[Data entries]
▼

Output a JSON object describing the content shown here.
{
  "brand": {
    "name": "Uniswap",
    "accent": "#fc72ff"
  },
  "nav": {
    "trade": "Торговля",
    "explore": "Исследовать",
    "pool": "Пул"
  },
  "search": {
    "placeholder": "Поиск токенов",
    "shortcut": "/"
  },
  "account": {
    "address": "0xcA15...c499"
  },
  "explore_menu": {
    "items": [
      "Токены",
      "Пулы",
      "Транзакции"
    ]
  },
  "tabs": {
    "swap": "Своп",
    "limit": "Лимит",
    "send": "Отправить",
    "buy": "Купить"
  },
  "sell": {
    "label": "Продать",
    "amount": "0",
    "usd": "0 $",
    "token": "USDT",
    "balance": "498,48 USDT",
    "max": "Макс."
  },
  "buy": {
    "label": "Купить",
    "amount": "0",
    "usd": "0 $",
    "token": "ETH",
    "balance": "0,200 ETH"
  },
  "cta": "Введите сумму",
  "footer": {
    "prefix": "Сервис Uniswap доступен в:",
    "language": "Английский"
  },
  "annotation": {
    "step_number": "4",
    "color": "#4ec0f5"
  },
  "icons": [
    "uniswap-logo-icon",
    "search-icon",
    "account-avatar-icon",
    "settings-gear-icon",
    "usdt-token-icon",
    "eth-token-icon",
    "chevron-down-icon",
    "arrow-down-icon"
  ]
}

▲
▼

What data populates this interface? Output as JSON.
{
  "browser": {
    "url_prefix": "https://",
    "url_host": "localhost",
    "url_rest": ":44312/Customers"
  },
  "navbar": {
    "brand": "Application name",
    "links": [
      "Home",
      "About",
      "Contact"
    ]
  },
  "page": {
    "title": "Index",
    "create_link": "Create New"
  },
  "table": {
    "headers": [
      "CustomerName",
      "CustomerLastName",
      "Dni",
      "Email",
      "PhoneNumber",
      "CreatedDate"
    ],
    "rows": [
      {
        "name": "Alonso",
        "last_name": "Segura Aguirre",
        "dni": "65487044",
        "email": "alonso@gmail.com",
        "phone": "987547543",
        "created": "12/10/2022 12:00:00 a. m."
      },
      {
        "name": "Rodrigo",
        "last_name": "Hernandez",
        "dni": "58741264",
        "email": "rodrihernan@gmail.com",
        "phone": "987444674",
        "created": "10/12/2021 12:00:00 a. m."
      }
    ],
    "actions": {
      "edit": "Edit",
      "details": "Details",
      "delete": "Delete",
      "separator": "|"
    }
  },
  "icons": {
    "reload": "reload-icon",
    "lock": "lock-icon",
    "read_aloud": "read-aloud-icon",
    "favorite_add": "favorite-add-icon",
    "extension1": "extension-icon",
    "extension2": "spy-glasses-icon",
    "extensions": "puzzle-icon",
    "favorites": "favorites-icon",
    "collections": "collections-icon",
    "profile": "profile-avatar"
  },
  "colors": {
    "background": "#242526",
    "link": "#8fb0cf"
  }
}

▲

Copy each line of the records above that carries the word "gmail".

- _SOLUTION FOR THIS TASK_
        "email": "alonso@gmail.com",
        "email": "rodrihernan@gmail.com",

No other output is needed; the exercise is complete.